------ Provided data

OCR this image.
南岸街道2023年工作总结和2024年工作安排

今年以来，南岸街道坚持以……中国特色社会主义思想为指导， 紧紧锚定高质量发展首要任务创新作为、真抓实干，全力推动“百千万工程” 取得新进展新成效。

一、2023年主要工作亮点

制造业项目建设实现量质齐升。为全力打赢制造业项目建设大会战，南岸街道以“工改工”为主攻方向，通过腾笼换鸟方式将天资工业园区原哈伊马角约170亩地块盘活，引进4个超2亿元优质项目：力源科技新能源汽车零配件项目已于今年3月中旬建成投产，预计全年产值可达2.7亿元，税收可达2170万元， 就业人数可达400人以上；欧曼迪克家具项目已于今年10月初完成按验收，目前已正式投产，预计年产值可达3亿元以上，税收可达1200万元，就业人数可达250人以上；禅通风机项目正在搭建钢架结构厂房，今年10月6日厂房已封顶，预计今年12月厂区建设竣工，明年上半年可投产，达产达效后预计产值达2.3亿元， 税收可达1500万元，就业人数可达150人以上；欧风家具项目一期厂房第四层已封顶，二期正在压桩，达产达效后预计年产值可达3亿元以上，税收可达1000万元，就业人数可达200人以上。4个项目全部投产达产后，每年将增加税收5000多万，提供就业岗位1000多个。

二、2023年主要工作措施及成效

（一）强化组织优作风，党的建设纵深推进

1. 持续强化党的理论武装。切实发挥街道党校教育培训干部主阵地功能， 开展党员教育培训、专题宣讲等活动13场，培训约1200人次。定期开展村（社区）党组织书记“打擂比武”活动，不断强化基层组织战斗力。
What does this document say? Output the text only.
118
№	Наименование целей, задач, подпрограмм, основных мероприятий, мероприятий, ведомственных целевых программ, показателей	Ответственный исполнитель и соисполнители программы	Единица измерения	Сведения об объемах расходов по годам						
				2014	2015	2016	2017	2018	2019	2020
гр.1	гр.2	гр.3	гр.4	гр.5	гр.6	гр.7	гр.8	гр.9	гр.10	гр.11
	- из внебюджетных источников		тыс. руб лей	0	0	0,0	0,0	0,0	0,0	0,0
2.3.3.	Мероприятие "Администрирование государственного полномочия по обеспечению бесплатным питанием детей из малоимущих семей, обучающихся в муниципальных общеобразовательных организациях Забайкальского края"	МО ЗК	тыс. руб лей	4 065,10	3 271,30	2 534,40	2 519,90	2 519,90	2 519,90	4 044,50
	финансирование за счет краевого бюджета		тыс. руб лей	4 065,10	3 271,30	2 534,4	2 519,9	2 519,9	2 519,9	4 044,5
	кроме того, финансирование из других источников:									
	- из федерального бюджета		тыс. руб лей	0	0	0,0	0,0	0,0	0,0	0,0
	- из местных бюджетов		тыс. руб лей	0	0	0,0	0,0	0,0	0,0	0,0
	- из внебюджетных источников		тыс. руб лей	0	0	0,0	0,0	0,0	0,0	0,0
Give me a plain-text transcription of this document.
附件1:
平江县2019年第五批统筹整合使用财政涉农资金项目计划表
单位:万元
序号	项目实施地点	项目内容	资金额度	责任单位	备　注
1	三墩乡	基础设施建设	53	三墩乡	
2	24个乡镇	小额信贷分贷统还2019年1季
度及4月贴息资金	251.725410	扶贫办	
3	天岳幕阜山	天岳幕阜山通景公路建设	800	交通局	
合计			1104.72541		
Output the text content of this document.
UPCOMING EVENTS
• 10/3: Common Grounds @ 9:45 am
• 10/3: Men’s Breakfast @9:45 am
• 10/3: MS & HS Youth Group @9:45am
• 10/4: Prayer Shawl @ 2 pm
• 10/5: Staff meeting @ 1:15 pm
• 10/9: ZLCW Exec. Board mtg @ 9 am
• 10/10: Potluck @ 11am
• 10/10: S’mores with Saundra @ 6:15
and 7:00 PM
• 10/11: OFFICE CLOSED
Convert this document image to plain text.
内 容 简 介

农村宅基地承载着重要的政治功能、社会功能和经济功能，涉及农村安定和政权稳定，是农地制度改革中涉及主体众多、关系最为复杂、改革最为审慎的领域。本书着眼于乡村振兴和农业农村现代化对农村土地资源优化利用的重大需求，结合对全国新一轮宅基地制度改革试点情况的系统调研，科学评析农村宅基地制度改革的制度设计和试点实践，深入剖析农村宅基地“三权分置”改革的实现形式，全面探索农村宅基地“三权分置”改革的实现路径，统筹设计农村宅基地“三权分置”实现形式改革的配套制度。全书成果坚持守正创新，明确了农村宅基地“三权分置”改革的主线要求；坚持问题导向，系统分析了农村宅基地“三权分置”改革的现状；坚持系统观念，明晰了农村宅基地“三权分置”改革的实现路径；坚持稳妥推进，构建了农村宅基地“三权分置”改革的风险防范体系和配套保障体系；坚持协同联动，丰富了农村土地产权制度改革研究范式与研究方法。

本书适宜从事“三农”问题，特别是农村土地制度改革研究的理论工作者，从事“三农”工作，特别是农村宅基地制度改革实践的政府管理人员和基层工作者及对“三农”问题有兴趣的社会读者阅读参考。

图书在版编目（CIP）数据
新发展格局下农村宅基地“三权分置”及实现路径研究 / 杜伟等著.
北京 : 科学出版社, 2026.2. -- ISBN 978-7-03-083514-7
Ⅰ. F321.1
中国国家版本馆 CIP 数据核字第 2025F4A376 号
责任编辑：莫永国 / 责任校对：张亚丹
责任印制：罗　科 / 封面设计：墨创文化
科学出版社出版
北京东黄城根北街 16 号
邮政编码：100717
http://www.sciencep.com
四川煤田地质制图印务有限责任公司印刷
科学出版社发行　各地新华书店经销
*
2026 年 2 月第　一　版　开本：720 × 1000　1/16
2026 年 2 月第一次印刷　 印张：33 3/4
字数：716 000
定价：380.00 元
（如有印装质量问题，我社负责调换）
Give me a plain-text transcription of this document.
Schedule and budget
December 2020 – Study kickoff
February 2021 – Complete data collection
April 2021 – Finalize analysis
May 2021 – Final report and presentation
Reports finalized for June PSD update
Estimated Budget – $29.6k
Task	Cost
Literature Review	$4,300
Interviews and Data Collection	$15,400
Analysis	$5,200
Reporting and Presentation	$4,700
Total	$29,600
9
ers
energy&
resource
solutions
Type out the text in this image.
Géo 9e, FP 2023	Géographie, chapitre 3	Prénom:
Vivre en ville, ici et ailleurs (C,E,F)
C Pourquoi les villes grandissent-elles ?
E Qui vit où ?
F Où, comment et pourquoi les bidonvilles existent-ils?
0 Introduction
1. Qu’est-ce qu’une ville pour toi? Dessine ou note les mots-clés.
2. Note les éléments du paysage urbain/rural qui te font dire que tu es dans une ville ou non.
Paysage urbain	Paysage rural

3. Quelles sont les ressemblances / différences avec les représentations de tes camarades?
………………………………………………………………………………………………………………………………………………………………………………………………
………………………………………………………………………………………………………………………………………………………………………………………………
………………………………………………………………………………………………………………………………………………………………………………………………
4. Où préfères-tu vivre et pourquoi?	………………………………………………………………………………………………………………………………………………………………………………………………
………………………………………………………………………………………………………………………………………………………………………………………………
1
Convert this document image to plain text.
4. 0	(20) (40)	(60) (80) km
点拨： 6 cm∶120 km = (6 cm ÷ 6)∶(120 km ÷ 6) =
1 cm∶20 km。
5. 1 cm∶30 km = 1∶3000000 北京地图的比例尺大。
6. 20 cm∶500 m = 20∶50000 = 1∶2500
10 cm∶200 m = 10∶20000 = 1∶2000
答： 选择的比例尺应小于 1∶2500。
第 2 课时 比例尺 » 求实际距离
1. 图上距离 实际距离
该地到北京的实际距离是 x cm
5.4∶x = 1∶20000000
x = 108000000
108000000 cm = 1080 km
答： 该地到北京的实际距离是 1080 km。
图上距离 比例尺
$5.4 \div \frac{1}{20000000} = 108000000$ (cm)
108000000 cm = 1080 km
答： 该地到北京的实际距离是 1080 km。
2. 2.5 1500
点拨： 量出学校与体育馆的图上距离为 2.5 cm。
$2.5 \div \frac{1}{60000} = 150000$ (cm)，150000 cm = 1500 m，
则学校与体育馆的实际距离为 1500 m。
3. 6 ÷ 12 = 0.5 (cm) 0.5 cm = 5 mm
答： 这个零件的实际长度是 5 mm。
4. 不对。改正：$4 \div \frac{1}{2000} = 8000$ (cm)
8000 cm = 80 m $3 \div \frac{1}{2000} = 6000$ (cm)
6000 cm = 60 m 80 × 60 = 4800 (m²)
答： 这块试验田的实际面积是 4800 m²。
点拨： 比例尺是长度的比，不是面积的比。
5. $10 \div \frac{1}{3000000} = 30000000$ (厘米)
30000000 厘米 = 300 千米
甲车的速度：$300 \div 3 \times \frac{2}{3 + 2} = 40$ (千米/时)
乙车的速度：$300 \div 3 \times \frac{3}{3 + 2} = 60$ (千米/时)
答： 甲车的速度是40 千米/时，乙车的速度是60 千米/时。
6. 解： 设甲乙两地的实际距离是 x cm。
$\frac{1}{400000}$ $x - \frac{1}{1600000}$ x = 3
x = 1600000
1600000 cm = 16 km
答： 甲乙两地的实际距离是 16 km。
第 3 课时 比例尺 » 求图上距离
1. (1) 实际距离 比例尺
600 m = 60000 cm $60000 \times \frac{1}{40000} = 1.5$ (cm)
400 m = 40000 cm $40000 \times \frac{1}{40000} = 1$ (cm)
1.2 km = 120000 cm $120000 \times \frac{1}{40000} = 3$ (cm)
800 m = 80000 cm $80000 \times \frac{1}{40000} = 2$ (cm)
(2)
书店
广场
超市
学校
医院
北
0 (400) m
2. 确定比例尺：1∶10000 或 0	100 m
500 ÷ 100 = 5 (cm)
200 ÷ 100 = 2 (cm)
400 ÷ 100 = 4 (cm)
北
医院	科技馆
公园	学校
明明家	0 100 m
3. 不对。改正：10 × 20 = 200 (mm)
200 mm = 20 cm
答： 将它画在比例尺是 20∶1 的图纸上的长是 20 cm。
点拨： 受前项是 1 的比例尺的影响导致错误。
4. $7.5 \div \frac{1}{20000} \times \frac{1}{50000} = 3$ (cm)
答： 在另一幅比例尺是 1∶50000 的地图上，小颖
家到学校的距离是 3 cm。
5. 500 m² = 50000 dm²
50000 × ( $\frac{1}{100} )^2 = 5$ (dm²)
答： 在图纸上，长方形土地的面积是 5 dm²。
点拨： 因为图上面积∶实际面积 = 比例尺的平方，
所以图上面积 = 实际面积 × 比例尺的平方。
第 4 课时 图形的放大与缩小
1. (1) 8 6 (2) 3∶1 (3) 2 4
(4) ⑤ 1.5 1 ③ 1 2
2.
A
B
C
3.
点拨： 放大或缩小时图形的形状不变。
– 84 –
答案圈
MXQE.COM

------------

» **Prompt**
Search the records above for the string "this". Copy every line that contains it.

» **Completed task**
OCR this image.
What does this document say? Output the text only.
Give me a plain-text transcription of this document.
Output the text content of this document.
Convert this document image to plain text.
Give me a plain-text transcription of this document.
Type out the text in this image.
Convert this document image to plain text.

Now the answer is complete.